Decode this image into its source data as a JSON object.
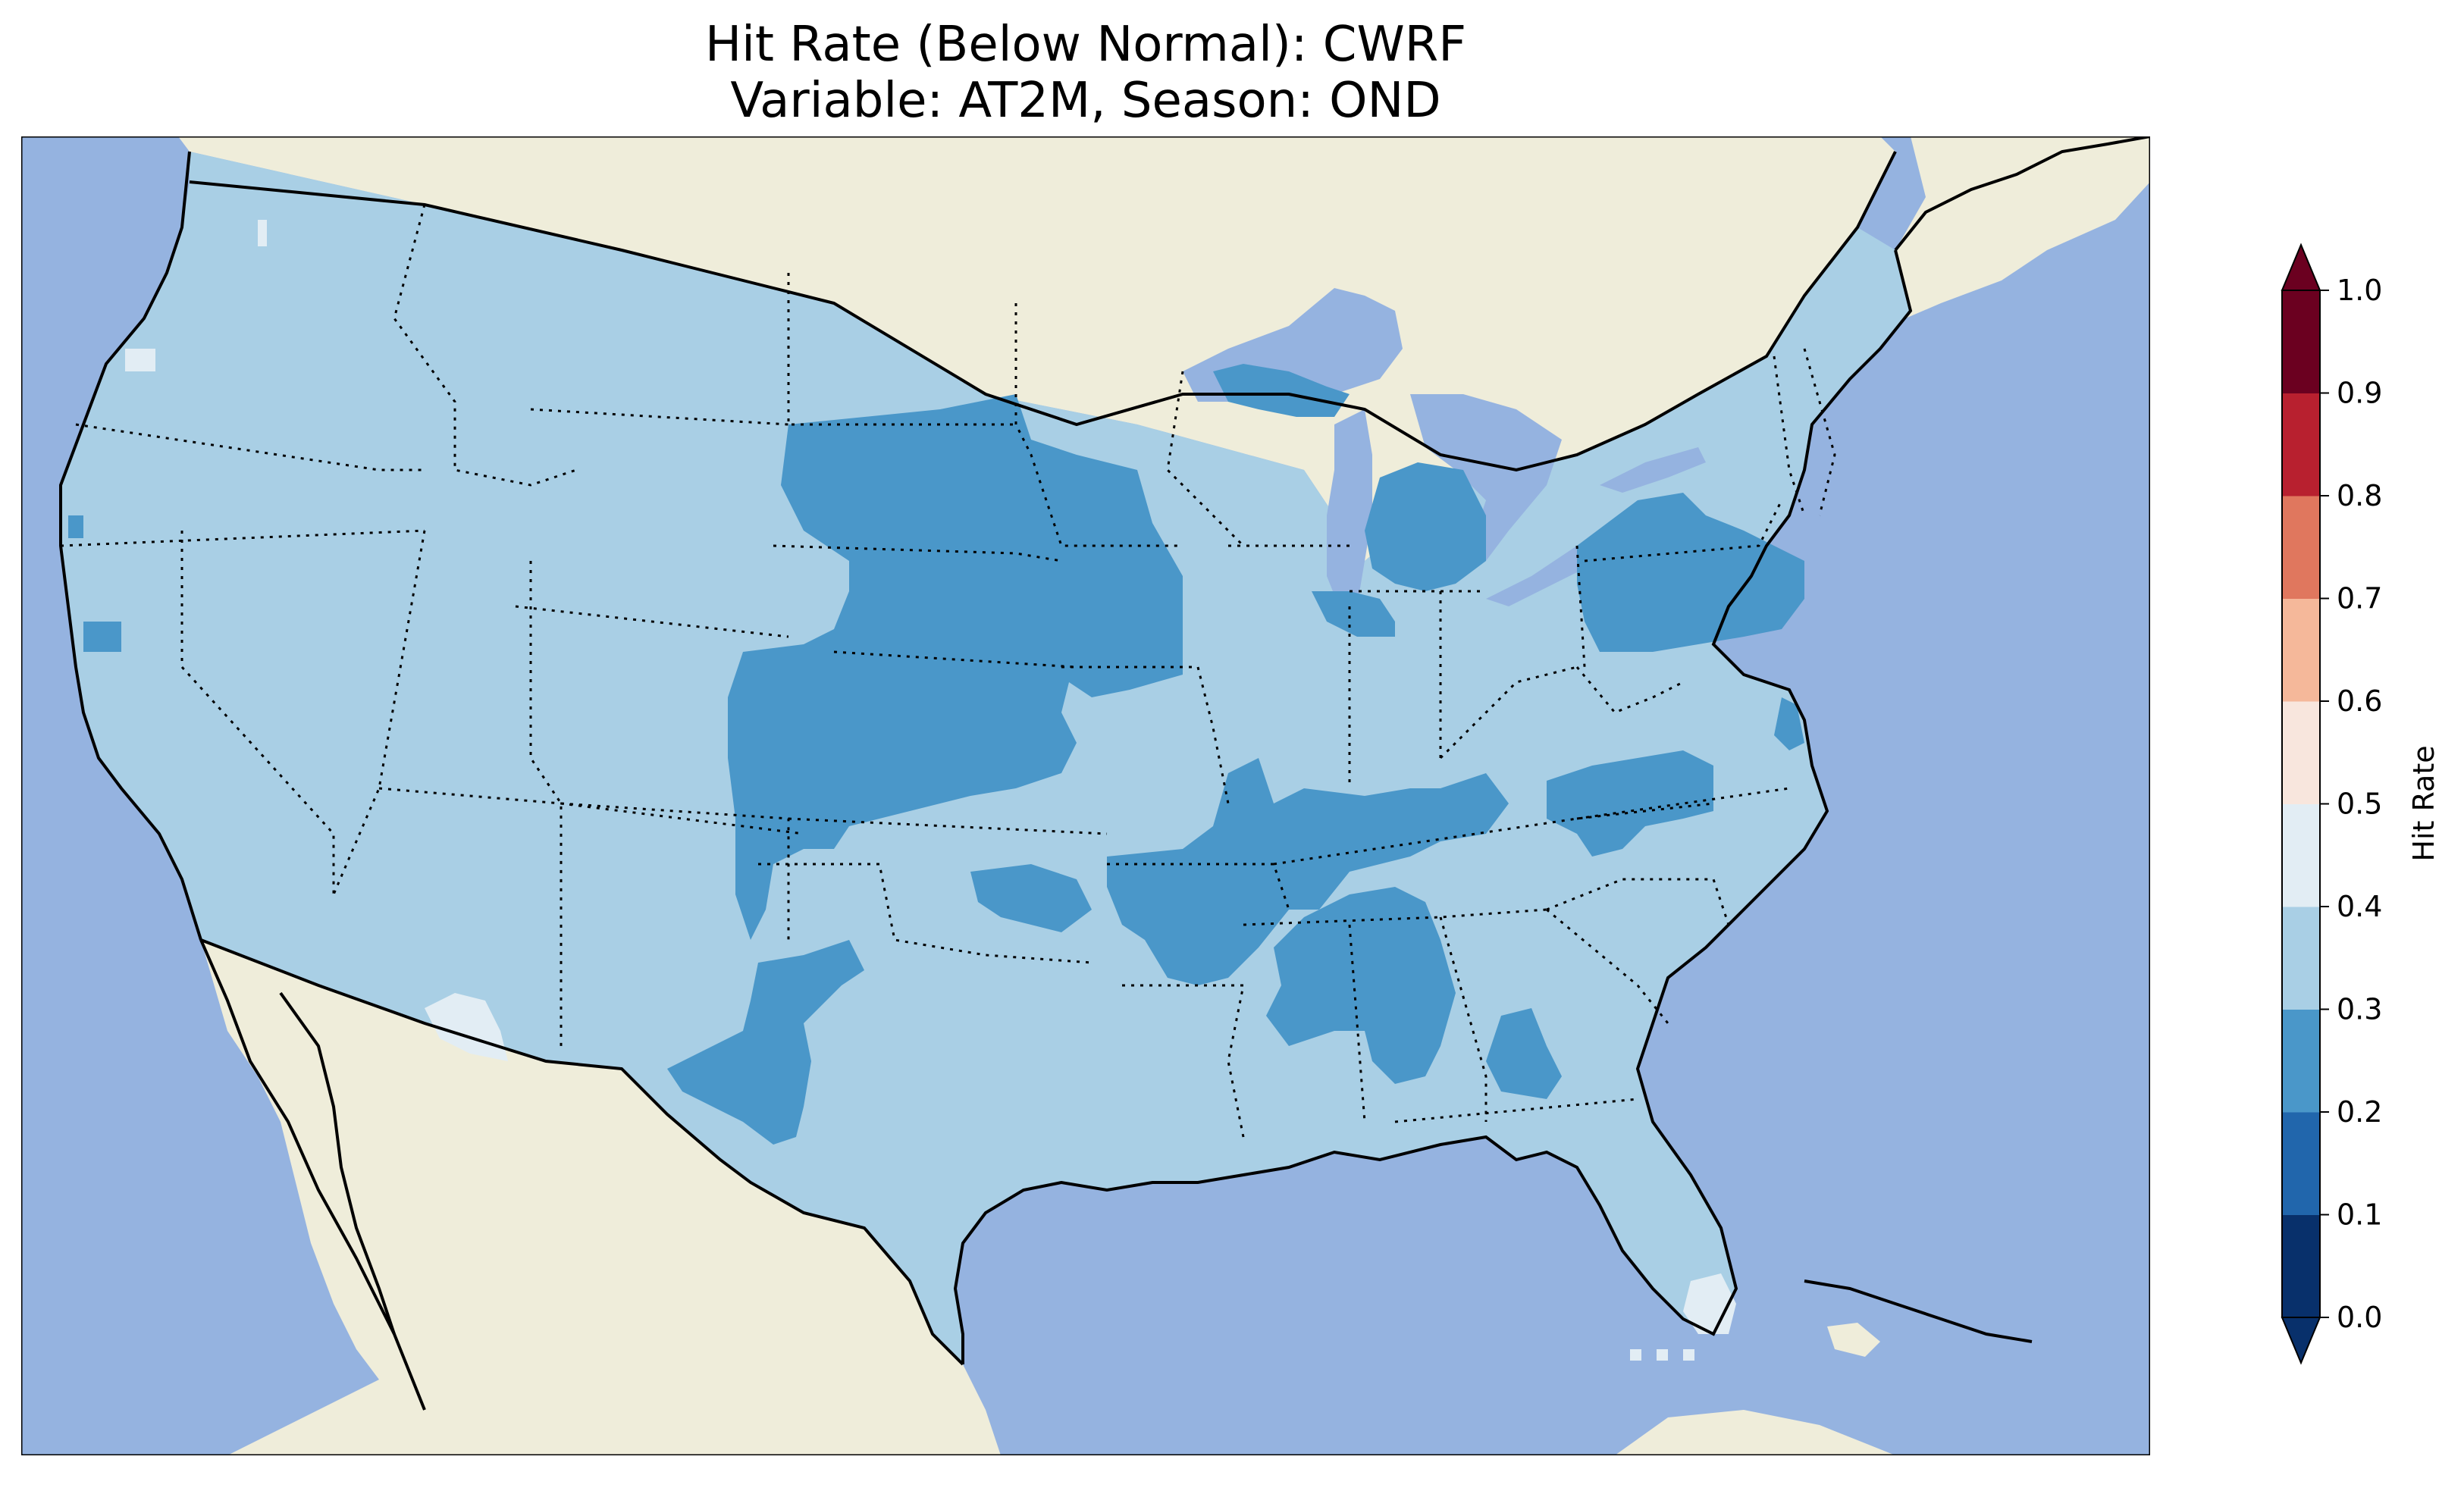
{
  "title": {
    "line1": "Hit Rate (Below Normal): CWRF",
    "line2": "Variable: AT2M, Season: OND"
  },
  "colorbar": {
    "label": "Hit Rate",
    "ticks": [
      "0.0",
      "0.1",
      "0.2",
      "0.3",
      "0.4",
      "0.5",
      "0.6",
      "0.7",
      "0.8",
      "0.9",
      "1.0"
    ],
    "colors": [
      "#053061",
      "#2166ac",
      "#4393c3",
      "#92c5de",
      "#d1e5f0",
      "#f7f7f7",
      "#fddbc7",
      "#f4a582",
      "#d6604d",
      "#b2182b",
      "#67001f"
    ]
  },
  "legend_bins": [
    {
      "range": "0.0–0.1",
      "color": "#08306b"
    },
    {
      "range": "0.1–0.2",
      "color": "#2166ac"
    },
    {
      "range": "0.2–0.3",
      "color": "#4a97c9"
    },
    {
      "range": "0.3–0.4",
      "color": "#a9cfe5"
    },
    {
      "range": "0.4–0.5",
      "color": "#e2edf4"
    },
    {
      "range": "0.5–0.6",
      "color": "#f8e6dd"
    },
    {
      "range": "0.6–0.7",
      "color": "#f5b89a"
    },
    {
      "range": "0.7–0.8",
      "color": "#e0775e"
    },
    {
      "range": "0.8–0.9",
      "color": "#b8202f"
    },
    {
      "range": "0.9–1.0",
      "color": "#6b0020"
    }
  ],
  "map_colors": {
    "ocean": "#95b3e0",
    "land": "#efedda",
    "lakes": "#95b3e0",
    "hit_0_3_to_0_4": "#a9cfe5",
    "hit_0_2_to_0_3": "#4a97c9",
    "hit_0_4_to_0_5": "#e2edf4"
  }
}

Description of the task =
Write every entry out again exactly, dropping the pictures.

Exercise response =
Decode this image into its source data as a JSON object.
{
  "title": {
    "line1": "Hit Rate (Below Normal): CWRF",
    "line2": "Variable: AT2M, Season: OND"
  },
  "colorbar": {
    "label": "Hit Rate",
    "ticks": [
      "0.0",
      "0.1",
      "0.2",
      "0.3",
      "0.4",
      "0.5",
      "0.6",
      "0.7",
      "0.8",
      "0.9",
      "1.0"
    ],
    "colors": [
      "#053061",
      "#2166ac",
      "#4393c3",
      "#92c5de",
      "#d1e5f0",
      "#f7f7f7",
      "#fddbc7",
      "#f4a582",
      "#d6604d",
      "#b2182b",
      "#67001f"
    ]
  },
  "legend_bins": [
    {
      "range": "0.0–0.1",
      "color": "#08306b"
    },
    {
      "range": "0.1–0.2",
      "color": "#2166ac"
    },
    {
      "range": "0.2–0.3",
      "color": "#4a97c9"
    },
    {
      "range": "0.3–0.4",
      "color": "#a9cfe5"
    },
    {
      "range": "0.4–0.5",
      "color": "#e2edf4"
    },
    {
      "range": "0.5–0.6",
      "color": "#f8e6dd"
    },
    {
      "range": "0.6–0.7",
      "color": "#f5b89a"
    },
    {
      "range": "0.7–0.8",
      "color": "#e0775e"
    },
    {
      "range": "0.8–0.9",
      "color": "#b8202f"
    },
    {
      "range": "0.9–1.0",
      "color": "#6b0020"
    }
  ],
  "map_colors": {
    "ocean": "#95b3e0",
    "land": "#efedda",
    "lakes": "#95b3e0",
    "hit_0_3_to_0_4": "#a9cfe5",
    "hit_0_2_to_0_3": "#4a97c9",
    "hit_0_4_to_0_5": "#e2edf4"
  }
}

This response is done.